-- start Task input --
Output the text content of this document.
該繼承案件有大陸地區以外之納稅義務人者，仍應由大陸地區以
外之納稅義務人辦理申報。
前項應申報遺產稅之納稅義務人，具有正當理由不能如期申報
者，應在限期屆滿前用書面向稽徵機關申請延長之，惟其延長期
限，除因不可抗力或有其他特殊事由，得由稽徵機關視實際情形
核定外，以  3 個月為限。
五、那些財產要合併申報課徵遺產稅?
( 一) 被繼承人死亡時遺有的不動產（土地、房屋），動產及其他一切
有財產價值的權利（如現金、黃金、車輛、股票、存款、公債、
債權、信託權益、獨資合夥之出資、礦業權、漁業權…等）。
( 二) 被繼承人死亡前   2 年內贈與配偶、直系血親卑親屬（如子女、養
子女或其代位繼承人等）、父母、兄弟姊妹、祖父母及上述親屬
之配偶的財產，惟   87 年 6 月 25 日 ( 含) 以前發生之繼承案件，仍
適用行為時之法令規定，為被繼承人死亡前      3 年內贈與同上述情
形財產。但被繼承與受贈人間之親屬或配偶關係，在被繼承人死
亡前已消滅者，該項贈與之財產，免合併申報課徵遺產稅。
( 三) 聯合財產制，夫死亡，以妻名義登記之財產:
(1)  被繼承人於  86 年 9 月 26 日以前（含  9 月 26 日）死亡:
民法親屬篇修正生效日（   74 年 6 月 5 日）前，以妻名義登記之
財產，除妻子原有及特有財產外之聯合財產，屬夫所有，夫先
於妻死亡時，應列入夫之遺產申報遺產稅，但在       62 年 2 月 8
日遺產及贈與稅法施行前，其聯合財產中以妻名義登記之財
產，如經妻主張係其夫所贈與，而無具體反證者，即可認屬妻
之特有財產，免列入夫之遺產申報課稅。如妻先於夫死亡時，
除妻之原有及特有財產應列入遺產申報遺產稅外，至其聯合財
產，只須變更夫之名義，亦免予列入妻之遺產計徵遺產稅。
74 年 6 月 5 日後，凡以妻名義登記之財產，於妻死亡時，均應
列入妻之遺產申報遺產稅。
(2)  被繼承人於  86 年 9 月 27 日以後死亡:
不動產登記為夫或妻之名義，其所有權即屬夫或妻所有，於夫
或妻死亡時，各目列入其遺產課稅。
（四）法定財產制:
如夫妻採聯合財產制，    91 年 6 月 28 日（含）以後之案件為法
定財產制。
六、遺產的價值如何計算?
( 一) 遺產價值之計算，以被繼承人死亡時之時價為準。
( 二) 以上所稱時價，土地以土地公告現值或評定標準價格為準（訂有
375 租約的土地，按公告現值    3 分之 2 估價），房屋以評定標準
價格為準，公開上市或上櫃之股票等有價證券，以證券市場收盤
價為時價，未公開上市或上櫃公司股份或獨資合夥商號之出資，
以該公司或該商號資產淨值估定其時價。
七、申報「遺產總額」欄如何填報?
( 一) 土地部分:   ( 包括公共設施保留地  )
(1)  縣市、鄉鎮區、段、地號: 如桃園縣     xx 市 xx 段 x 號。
-- end Task input --
● **What the task requires**
Emit the full listing verbatim.

● **Solution**
Output the text content of this document.
該繼承案件有大陸地區以外之納稅義務人者，仍應由大陸地區以
外之納稅義務人辦理申報。
前項應申報遺產稅之納稅義務人，具有正當理由不能如期申報
者，應在限期屆滿前用書面向稽徵機關申請延長之，惟其延長期
限，除因不可抗力或有其他特殊事由，得由稽徵機關視實際情形
核定外，以  3 個月為限。
五、那些財產要合併申報課徵遺產稅?
( 一) 被繼承人死亡時遺有的不動產（土地、房屋），動產及其他一切
有財產價值的權利（如現金、黃金、車輛、股票、存款、公債、
債權、信託權益、獨資合夥之出資、礦業權、漁業權…等）。
( 二) 被繼承人死亡前   2 年內贈與配偶、直系血親卑親屬（如子女、養
子女或其代位繼承人等）、父母、兄弟姊妹、祖父母及上述親屬
之配偶的財產，惟   87 年 6 月 25 日 ( 含) 以前發生之繼承案件，仍
適用行為時之法令規定，為被繼承人死亡前      3 年內贈與同上述情
形財產。但被繼承與受贈人間之親屬或配偶關係，在被繼承人死
亡前已消滅者，該項贈與之財產，免合併申報課徵遺產稅。
( 三) 聯合財產制，夫死亡，以妻名義登記之財產:
(1)  被繼承人於  86 年 9 月 26 日以前（含  9 月 26 日）死亡:
民法親屬篇修正生效日（   74 年 6 月 5 日）前，以妻名義登記之
財產，除妻子原有及特有財產外之聯合財產，屬夫所有，夫先
於妻死亡時，應列入夫之遺產申報遺產稅，但在       62 年 2 月 8
日遺產及贈與稅法施行前，其聯合財產中以妻名義登記之財
產，如經妻主張係其夫所贈與，而無具體反證者，即可認屬妻
之特有財產，免列入夫之遺產申報課稅。如妻先於夫死亡時，
除妻之原有及特有財產應列入遺產申報遺產稅外，至其聯合財
產，只須變更夫之名義，亦免予列入妻之遺產計徵遺產稅。
74 年 6 月 5 日後，凡以妻名義登記之財產，於妻死亡時，均應
列入妻之遺產申報遺產稅。
(2)  被繼承人於  86 年 9 月 27 日以後死亡:
不動產登記為夫或妻之名義，其所有權即屬夫或妻所有，於夫
或妻死亡時，各目列入其遺產課稅。
（四）法定財產制:
如夫妻採聯合財產制，    91 年 6 月 28 日（含）以後之案件為法
定財產制。
六、遺產的價值如何計算?
( 一) 遺產價值之計算，以被繼承人死亡時之時價為準。
( 二) 以上所稱時價，土地以土地公告現值或評定標準價格為準（訂有
375 租約的土地，按公告現值    3 分之 2 估價），房屋以評定標準
價格為準，公開上市或上櫃之股票等有價證券，以證券市場收盤
價為時價，未公開上市或上櫃公司股份或獨資合夥商號之出資，
以該公司或該商號資產淨值估定其時價。
七、申報「遺產總額」欄如何填報?
( 一) 土地部分:   ( 包括公共設施保留地  )
(1)  縣市、鄉鎮區、段、地號: 如桃園縣     xx 市 xx 段 x 號。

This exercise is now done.